Collected data:
START

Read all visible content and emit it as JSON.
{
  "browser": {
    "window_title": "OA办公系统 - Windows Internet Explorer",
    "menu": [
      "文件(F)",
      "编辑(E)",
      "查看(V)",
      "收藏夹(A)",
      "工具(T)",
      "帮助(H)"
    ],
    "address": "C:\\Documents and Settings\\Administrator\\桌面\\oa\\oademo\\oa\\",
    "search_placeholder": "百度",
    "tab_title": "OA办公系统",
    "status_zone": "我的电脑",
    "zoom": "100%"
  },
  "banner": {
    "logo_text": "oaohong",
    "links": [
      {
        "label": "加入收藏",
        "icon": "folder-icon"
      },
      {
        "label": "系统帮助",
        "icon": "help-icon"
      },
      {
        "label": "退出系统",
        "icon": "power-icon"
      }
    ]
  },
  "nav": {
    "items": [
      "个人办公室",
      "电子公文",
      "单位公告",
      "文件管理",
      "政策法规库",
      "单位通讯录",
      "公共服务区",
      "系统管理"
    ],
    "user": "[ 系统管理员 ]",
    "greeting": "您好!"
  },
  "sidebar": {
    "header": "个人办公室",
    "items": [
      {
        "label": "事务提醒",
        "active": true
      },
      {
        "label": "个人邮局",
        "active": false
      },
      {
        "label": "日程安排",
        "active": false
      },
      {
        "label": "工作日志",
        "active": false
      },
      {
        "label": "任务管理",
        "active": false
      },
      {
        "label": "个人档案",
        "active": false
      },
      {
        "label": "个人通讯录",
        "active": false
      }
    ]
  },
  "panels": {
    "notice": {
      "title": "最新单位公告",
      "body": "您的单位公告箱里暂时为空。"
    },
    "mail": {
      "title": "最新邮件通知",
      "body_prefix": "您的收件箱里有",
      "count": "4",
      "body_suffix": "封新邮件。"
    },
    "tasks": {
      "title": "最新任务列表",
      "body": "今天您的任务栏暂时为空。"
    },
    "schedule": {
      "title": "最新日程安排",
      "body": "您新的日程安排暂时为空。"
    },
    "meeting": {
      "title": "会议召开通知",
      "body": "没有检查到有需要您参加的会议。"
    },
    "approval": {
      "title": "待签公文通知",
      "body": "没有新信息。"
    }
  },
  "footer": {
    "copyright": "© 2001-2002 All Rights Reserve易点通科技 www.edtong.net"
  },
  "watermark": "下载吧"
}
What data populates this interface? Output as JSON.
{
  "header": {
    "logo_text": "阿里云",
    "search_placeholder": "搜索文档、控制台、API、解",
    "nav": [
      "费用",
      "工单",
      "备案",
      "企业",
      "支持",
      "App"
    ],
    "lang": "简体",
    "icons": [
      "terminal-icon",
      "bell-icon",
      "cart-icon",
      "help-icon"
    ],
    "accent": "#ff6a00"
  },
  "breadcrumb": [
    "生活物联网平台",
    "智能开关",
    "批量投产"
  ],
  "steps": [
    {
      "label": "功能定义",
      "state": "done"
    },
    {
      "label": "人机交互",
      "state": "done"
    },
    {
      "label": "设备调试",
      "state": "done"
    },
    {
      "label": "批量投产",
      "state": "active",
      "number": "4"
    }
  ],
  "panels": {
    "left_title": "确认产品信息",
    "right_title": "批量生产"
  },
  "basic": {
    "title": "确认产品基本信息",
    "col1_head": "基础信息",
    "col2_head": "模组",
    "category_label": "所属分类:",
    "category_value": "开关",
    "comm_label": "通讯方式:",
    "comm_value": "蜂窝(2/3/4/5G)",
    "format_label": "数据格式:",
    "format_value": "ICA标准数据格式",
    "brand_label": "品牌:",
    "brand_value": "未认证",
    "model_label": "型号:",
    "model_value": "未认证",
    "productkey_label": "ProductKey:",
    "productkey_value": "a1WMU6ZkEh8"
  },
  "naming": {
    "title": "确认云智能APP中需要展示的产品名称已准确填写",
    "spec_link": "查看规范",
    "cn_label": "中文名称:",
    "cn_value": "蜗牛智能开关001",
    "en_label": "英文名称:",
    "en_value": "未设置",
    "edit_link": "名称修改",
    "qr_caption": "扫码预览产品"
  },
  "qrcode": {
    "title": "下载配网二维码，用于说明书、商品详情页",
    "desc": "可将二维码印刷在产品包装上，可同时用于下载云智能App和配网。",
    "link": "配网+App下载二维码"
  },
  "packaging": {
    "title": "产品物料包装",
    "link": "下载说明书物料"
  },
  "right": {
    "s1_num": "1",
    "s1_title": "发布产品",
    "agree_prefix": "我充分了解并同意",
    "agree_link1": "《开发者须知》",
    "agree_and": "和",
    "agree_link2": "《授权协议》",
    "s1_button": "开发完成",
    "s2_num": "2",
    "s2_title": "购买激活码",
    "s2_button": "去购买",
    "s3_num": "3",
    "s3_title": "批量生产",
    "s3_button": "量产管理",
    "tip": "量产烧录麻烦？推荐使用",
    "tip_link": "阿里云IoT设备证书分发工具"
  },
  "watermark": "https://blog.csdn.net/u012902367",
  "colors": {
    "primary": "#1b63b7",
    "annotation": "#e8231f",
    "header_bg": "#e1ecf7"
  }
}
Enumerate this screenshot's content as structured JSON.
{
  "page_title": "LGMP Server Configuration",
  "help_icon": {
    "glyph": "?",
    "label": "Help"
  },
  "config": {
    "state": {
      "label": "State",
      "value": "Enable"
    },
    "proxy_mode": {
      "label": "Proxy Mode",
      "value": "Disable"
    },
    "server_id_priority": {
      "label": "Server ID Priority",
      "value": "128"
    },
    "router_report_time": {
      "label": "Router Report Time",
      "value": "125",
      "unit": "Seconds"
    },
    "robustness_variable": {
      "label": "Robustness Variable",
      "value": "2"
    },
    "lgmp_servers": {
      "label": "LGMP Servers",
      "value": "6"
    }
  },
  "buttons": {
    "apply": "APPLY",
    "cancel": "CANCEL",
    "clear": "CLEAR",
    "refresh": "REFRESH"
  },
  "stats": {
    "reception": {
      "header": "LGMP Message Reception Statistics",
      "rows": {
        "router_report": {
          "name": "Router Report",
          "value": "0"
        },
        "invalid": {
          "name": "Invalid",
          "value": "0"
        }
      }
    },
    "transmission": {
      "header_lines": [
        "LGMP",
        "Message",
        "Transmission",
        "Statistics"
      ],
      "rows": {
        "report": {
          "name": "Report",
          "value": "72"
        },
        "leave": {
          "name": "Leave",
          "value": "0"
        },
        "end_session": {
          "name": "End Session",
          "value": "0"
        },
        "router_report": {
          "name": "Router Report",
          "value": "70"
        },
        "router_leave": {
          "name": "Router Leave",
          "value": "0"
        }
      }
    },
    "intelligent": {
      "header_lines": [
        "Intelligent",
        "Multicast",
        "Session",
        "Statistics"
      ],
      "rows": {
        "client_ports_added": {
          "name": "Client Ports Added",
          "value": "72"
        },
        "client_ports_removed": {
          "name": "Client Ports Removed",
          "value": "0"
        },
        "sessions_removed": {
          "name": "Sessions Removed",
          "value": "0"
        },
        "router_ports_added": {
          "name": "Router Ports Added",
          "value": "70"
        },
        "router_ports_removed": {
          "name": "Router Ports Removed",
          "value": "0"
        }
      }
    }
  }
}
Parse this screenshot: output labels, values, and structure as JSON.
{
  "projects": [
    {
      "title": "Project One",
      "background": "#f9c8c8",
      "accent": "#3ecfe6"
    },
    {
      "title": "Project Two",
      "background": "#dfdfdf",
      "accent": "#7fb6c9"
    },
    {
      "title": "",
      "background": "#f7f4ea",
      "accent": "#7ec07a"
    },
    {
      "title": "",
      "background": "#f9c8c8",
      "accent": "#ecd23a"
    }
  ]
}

END

Quote every line from the line containing "Parse this screenshot: output" through the closing line of the listing, including both.

Completed task —
Parse this screenshot: output labels, values, and structure as JSON.
{
  "projects": [
    {
      "title": "Project One",
      "background": "#f9c8c8",
      "accent": "#3ecfe6"
    },
    {
      "title": "Project Two",
      "background": "#dfdfdf",
      "accent": "#7fb6c9"
    },
    {
      "title": "",
      "background": "#f7f4ea",
      "accent": "#7ec07a"
    },
    {
      "title": "",
      "background": "#f9c8c8",
      "accent": "#ecd23a"
    }
  ]
}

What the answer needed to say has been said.